• [What the task asks] Make an exact copy of all the entries below, with the pictures left out.

*** Supplied information ***

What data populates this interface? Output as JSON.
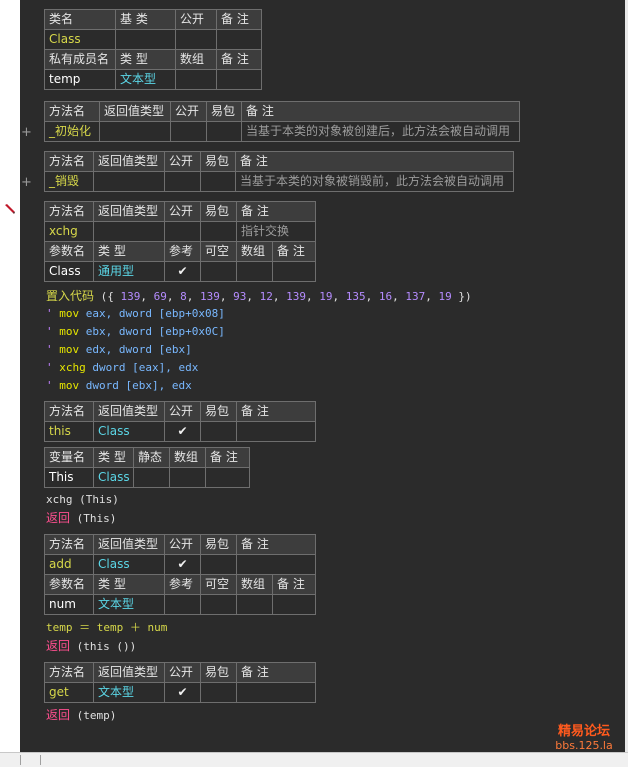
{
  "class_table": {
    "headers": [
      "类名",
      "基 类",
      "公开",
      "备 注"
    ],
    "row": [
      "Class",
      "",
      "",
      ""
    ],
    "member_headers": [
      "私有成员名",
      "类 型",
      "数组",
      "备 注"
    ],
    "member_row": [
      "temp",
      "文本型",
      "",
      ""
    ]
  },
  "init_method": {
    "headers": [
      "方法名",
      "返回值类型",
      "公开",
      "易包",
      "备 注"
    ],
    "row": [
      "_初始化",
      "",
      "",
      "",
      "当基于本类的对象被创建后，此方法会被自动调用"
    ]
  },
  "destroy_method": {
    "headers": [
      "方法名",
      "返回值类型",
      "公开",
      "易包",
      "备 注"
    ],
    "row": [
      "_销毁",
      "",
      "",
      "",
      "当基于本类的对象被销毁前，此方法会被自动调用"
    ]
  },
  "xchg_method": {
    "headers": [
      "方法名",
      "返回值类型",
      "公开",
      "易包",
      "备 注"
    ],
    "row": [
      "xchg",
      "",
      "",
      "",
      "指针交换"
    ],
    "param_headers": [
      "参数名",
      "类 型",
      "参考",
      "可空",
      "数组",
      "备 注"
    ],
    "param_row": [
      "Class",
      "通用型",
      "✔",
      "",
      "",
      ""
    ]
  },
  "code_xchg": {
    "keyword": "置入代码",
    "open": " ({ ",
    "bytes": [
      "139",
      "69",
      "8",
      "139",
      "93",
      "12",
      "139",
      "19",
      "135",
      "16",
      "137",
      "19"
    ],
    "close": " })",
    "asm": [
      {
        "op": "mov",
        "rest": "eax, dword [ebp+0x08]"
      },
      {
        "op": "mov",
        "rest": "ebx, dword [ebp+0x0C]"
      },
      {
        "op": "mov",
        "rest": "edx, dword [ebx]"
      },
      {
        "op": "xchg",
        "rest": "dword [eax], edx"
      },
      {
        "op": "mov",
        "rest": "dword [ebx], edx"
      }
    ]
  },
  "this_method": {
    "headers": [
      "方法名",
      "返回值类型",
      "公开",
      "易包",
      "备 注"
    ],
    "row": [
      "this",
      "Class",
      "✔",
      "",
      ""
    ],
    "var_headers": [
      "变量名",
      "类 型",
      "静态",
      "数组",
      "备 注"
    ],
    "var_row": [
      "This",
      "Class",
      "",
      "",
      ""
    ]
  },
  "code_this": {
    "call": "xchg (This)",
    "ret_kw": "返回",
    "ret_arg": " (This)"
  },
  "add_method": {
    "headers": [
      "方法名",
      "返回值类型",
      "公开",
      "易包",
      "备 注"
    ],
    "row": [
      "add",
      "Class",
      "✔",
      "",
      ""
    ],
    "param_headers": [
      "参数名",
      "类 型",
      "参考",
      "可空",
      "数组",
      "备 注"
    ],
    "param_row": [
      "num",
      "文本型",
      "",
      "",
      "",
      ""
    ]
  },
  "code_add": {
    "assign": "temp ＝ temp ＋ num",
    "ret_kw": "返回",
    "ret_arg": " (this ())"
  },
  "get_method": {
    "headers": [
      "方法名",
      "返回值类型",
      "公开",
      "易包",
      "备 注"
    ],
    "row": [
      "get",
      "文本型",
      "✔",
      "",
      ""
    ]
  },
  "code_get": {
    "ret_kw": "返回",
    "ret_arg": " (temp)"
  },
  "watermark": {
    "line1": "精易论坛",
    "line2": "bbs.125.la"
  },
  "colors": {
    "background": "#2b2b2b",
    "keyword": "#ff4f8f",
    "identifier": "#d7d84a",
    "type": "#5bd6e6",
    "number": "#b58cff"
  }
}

***

• [Result for this exercise]
What data populates this interface? Output as JSON.
{
  "class_table": {
    "headers": [
      "类名",
      "基 类",
      "公开",
      "备 注"
    ],
    "row": [
      "Class",
      "",
      "",
      ""
    ],
    "member_headers": [
      "私有成员名",
      "类 型",
      "数组",
      "备 注"
    ],
    "member_row": [
      "temp",
      "文本型",
      "",
      ""
    ]
  },
  "init_method": {
    "headers": [
      "方法名",
      "返回值类型",
      "公开",
      "易包",
      "备 注"
    ],
    "row": [
      "_初始化",
      "",
      "",
      "",
      "当基于本类的对象被创建后，此方法会被自动调用"
    ]
  },
  "destroy_method": {
    "headers": [
      "方法名",
      "返回值类型",
      "公开",
      "易包",
      "备 注"
    ],
    "row": [
      "_销毁",
      "",
      "",
      "",
      "当基于本类的对象被销毁前，此方法会被自动调用"
    ]
  },
  "xchg_method": {
    "headers": [
      "方法名",
      "返回值类型",
      "公开",
      "易包",
      "备 注"
    ],
    "row": [
      "xchg",
      "",
      "",
      "",
      "指针交换"
    ],
    "param_headers": [
      "参数名",
      "类 型",
      "参考",
      "可空",
      "数组",
      "备 注"
    ],
    "param_row": [
      "Class",
      "通用型",
      "✔",
      "",
      "",
      ""
    ]
  },
  "code_xchg": {
    "keyword": "置入代码",
    "open": " ({ ",
    "bytes": [
      "139",
      "69",
      "8",
      "139",
      "93",
      "12",
      "139",
      "19",
      "135",
      "16",
      "137",
      "19"
    ],
    "close": " })",
    "asm": [
      {
        "op": "mov",
        "rest": "eax, dword [ebp+0x08]"
      },
      {
        "op": "mov",
        "rest": "ebx, dword [ebp+0x0C]"
      },
      {
        "op": "mov",
        "rest": "edx, dword [ebx]"
      },
      {
        "op": "xchg",
        "rest": "dword [eax], edx"
      },
      {
        "op": "mov",
        "rest": "dword [ebx], edx"
      }
    ]
  },
  "this_method": {
    "headers": [
      "方法名",
      "返回值类型",
      "公开",
      "易包",
      "备 注"
    ],
    "row": [
      "this",
      "Class",
      "✔",
      "",
      ""
    ],
    "var_headers": [
      "变量名",
      "类 型",
      "静态",
      "数组",
      "备 注"
    ],
    "var_row": [
      "This",
      "Class",
      "",
      "",
      ""
    ]
  },
  "code_this": {
    "call": "xchg (This)",
    "ret_kw": "返回",
    "ret_arg": " (This)"
  },
  "add_method": {
    "headers": [
      "方法名",
      "返回值类型",
      "公开",
      "易包",
      "备 注"
    ],
    "row": [
      "add",
      "Class",
      "✔",
      "",
      ""
    ],
    "param_headers": [
      "参数名",
      "类 型",
      "参考",
      "可空",
      "数组",
      "备 注"
    ],
    "param_row": [
      "num",
      "文本型",
      "",
      "",
      "",
      ""
    ]
  },
  "code_add": {
    "assign": "temp ＝ temp ＋ num",
    "ret_kw": "返回",
    "ret_arg": " (this ())"
  },
  "get_method": {
    "headers": [
      "方法名",
      "返回值类型",
      "公开",
      "易包",
      "备 注"
    ],
    "row": [
      "get",
      "文本型",
      "✔",
      "",
      ""
    ]
  },
  "code_get": {
    "ret_kw": "返回",
    "ret_arg": " (temp)"
  },
  "watermark": {
    "line1": "精易论坛",
    "line2": "bbs.125.la"
  },
  "colors": {
    "background": "#2b2b2b",
    "keyword": "#ff4f8f",
    "identifier": "#d7d84a",
    "type": "#5bd6e6",
    "number": "#b58cff"
  }
}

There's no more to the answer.